Report how many lines in the records hold the string "text"; give the number and nothing else.

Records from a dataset
----------
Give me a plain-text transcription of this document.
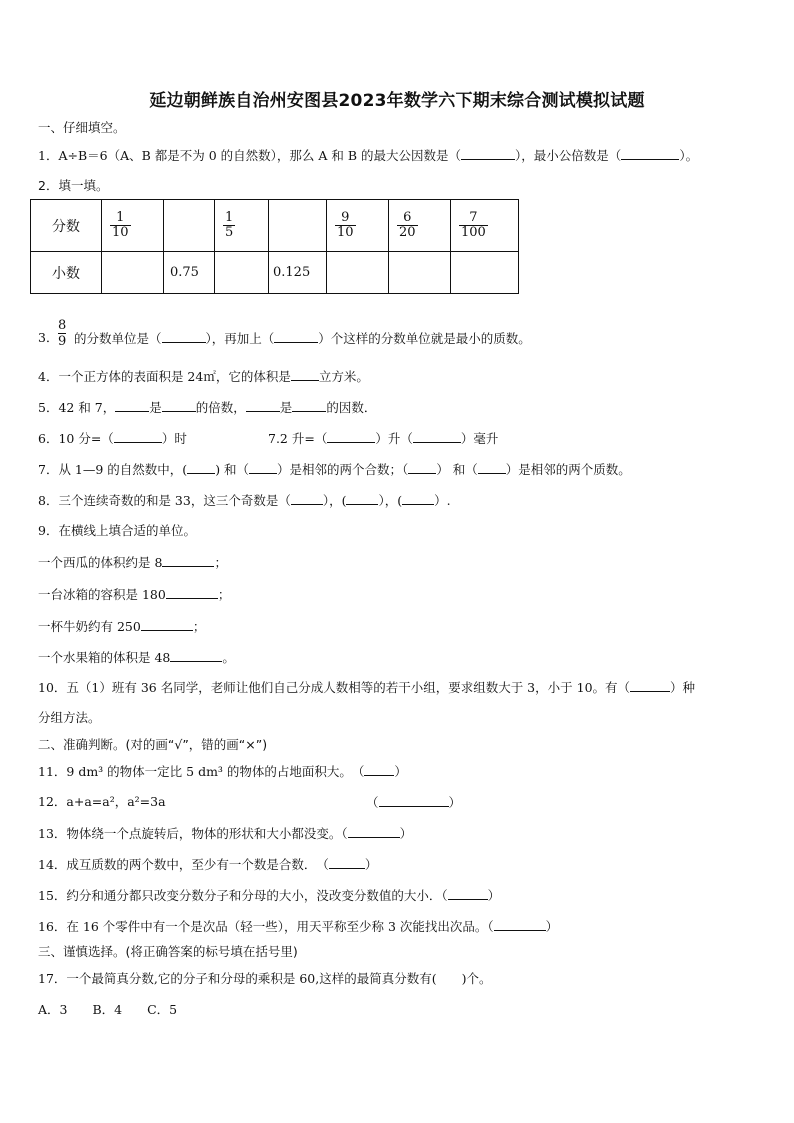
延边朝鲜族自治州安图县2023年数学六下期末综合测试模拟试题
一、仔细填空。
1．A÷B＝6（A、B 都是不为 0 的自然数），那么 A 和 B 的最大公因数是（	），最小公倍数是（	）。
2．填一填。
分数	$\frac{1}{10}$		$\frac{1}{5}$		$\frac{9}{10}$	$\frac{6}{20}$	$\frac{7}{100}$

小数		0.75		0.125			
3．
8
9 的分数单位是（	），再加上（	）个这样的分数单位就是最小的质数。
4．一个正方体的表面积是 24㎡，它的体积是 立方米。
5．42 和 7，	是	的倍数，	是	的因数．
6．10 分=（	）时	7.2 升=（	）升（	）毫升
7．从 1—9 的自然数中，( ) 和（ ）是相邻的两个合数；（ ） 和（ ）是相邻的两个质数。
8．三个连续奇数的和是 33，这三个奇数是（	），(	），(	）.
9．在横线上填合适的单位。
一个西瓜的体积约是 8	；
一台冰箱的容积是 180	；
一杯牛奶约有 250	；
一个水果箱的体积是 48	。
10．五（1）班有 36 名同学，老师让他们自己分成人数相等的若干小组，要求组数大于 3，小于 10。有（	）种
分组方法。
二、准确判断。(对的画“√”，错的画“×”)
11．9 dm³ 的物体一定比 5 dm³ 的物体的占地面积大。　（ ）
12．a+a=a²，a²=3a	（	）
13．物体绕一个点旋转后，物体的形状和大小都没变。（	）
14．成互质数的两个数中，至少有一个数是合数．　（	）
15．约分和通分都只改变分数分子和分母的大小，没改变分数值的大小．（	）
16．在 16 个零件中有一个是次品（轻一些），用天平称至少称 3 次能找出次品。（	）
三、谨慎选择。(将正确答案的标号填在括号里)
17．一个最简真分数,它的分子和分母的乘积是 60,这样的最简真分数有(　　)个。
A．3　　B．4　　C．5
----------
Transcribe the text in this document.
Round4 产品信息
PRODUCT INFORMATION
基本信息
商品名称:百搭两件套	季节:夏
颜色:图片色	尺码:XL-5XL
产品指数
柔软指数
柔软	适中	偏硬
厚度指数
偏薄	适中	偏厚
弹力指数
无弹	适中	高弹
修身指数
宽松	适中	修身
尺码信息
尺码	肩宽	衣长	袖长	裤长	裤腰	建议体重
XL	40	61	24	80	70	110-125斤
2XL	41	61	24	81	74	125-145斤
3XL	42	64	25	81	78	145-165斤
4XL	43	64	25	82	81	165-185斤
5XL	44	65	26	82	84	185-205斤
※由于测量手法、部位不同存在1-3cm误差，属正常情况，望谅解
----------
# [FINISHED TASK]
2